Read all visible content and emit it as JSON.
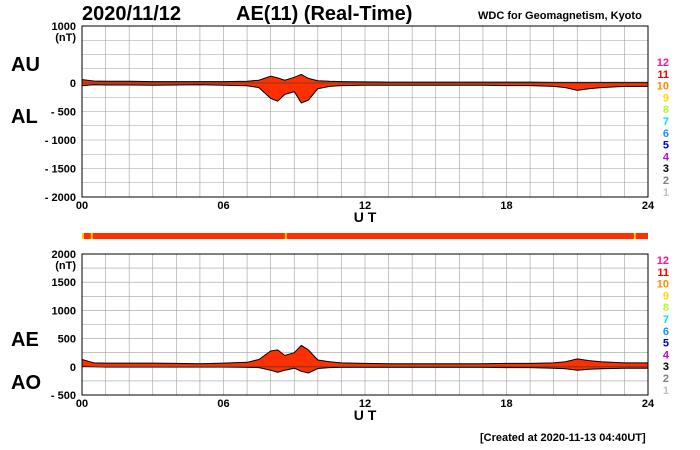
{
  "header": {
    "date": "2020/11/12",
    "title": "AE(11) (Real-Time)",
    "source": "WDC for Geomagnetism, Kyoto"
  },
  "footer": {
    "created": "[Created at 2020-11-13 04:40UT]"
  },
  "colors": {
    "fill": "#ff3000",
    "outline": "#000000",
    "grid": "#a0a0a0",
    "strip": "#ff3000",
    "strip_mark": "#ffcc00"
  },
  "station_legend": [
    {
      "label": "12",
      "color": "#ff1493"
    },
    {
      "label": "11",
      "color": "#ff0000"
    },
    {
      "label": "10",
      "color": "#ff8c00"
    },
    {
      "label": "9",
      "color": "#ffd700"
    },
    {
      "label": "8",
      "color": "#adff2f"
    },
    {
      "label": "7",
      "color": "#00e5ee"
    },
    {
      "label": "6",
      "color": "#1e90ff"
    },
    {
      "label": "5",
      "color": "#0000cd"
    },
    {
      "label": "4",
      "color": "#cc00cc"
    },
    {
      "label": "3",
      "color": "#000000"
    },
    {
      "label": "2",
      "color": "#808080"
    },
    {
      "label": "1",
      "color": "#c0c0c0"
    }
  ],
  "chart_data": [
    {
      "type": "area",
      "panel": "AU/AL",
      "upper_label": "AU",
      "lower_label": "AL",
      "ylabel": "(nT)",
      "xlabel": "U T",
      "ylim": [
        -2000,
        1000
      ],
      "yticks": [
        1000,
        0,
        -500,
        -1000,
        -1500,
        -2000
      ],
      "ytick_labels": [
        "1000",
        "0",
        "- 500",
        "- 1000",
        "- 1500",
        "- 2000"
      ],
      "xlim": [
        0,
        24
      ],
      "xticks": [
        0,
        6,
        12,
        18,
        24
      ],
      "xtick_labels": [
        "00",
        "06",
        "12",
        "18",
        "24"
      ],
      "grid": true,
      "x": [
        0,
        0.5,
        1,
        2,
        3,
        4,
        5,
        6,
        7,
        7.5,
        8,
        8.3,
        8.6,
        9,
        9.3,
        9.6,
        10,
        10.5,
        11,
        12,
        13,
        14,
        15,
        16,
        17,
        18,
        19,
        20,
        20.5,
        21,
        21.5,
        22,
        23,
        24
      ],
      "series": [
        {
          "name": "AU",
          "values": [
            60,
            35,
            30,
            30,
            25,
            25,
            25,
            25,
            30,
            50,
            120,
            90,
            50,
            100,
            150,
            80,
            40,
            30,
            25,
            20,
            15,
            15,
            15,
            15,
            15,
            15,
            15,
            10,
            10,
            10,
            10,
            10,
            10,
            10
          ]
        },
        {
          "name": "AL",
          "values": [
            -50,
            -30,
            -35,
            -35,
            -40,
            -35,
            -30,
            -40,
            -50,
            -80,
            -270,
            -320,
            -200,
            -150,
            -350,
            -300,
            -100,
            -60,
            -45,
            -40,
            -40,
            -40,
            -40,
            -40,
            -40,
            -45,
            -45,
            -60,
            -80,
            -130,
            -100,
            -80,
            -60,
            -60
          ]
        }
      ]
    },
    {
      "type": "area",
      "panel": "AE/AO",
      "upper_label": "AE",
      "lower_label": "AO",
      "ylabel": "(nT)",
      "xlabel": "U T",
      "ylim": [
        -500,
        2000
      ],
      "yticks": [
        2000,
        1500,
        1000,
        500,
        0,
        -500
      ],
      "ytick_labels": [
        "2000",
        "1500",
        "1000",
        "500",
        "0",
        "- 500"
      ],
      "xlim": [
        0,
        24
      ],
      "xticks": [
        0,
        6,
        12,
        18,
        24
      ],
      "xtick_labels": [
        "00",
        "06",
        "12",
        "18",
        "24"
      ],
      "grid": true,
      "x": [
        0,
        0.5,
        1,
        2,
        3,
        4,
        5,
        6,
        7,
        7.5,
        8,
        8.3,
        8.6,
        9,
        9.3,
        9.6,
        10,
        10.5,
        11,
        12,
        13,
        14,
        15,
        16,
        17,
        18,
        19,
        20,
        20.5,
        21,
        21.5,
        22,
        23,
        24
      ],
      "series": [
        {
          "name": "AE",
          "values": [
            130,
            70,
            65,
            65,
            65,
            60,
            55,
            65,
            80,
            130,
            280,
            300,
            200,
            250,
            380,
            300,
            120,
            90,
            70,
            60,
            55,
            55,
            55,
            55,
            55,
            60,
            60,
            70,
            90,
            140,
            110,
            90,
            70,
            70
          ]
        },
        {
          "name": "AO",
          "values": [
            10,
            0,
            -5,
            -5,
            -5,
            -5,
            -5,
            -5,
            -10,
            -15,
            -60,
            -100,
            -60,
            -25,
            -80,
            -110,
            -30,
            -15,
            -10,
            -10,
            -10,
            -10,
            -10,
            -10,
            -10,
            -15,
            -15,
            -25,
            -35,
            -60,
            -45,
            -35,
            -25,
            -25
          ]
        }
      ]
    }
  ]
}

**WHAT THE TASK REQUIRES**:
Copy out all the records exactly, excluding pictures.

**ANSWER TO THE PROBLEM**:
Read all visible content and emit it as JSON.
{
  "header": {
    "date": "2020/11/12",
    "title": "AE(11) (Real-Time)",
    "source": "WDC for Geomagnetism, Kyoto"
  },
  "footer": {
    "created": "[Created at 2020-11-13 04:40UT]"
  },
  "colors": {
    "fill": "#ff3000",
    "outline": "#000000",
    "grid": "#a0a0a0",
    "strip": "#ff3000",
    "strip_mark": "#ffcc00"
  },
  "station_legend": [
    {
      "label": "12",
      "color": "#ff1493"
    },
    {
      "label": "11",
      "color": "#ff0000"
    },
    {
      "label": "10",
      "color": "#ff8c00"
    },
    {
      "label": "9",
      "color": "#ffd700"
    },
    {
      "label": "8",
      "color": "#adff2f"
    },
    {
      "label": "7",
      "color": "#00e5ee"
    },
    {
      "label": "6",
      "color": "#1e90ff"
    },
    {
      "label": "5",
      "color": "#0000cd"
    },
    {
      "label": "4",
      "color": "#cc00cc"
    },
    {
      "label": "3",
      "color": "#000000"
    },
    {
      "label": "2",
      "color": "#808080"
    },
    {
      "label": "1",
      "color": "#c0c0c0"
    }
  ],
  "chart_data": [
    {
      "type": "area",
      "panel": "AU/AL",
      "upper_label": "AU",
      "lower_label": "AL",
      "ylabel": "(nT)",
      "xlabel": "U T",
      "ylim": [
        -2000,
        1000
      ],
      "yticks": [
        1000,
        0,
        -500,
        -1000,
        -1500,
        -2000
      ],
      "ytick_labels": [
        "1000",
        "0",
        "- 500",
        "- 1000",
        "- 1500",
        "- 2000"
      ],
      "xlim": [
        0,
        24
      ],
      "xticks": [
        0,
        6,
        12,
        18,
        24
      ],
      "xtick_labels": [
        "00",
        "06",
        "12",
        "18",
        "24"
      ],
      "grid": true,
      "x": [
        0,
        0.5,
        1,
        2,
        3,
        4,
        5,
        6,
        7,
        7.5,
        8,
        8.3,
        8.6,
        9,
        9.3,
        9.6,
        10,
        10.5,
        11,
        12,
        13,
        14,
        15,
        16,
        17,
        18,
        19,
        20,
        20.5,
        21,
        21.5,
        22,
        23,
        24
      ],
      "series": [
        {
          "name": "AU",
          "values": [
            60,
            35,
            30,
            30,
            25,
            25,
            25,
            25,
            30,
            50,
            120,
            90,
            50,
            100,
            150,
            80,
            40,
            30,
            25,
            20,
            15,
            15,
            15,
            15,
            15,
            15,
            15,
            10,
            10,
            10,
            10,
            10,
            10,
            10
          ]
        },
        {
          "name": "AL",
          "values": [
            -50,
            -30,
            -35,
            -35,
            -40,
            -35,
            -30,
            -40,
            -50,
            -80,
            -270,
            -320,
            -200,
            -150,
            -350,
            -300,
            -100,
            -60,
            -45,
            -40,
            -40,
            -40,
            -40,
            -40,
            -40,
            -45,
            -45,
            -60,
            -80,
            -130,
            -100,
            -80,
            -60,
            -60
          ]
        }
      ]
    },
    {
      "type": "area",
      "panel": "AE/AO",
      "upper_label": "AE",
      "lower_label": "AO",
      "ylabel": "(nT)",
      "xlabel": "U T",
      "ylim": [
        -500,
        2000
      ],
      "yticks": [
        2000,
        1500,
        1000,
        500,
        0,
        -500
      ],
      "ytick_labels": [
        "2000",
        "1500",
        "1000",
        "500",
        "0",
        "- 500"
      ],
      "xlim": [
        0,
        24
      ],
      "xticks": [
        0,
        6,
        12,
        18,
        24
      ],
      "xtick_labels": [
        "00",
        "06",
        "12",
        "18",
        "24"
      ],
      "grid": true,
      "x": [
        0,
        0.5,
        1,
        2,
        3,
        4,
        5,
        6,
        7,
        7.5,
        8,
        8.3,
        8.6,
        9,
        9.3,
        9.6,
        10,
        10.5,
        11,
        12,
        13,
        14,
        15,
        16,
        17,
        18,
        19,
        20,
        20.5,
        21,
        21.5,
        22,
        23,
        24
      ],
      "series": [
        {
          "name": "AE",
          "values": [
            130,
            70,
            65,
            65,
            65,
            60,
            55,
            65,
            80,
            130,
            280,
            300,
            200,
            250,
            380,
            300,
            120,
            90,
            70,
            60,
            55,
            55,
            55,
            55,
            55,
            60,
            60,
            70,
            90,
            140,
            110,
            90,
            70,
            70
          ]
        },
        {
          "name": "AO",
          "values": [
            10,
            0,
            -5,
            -5,
            -5,
            -5,
            -5,
            -5,
            -10,
            -15,
            -60,
            -100,
            -60,
            -25,
            -80,
            -110,
            -30,
            -15,
            -10,
            -10,
            -10,
            -10,
            -10,
            -10,
            -10,
            -15,
            -15,
            -25,
            -35,
            -60,
            -45,
            -35,
            -25,
            -25
          ]
        }
      ]
    }
  ]
}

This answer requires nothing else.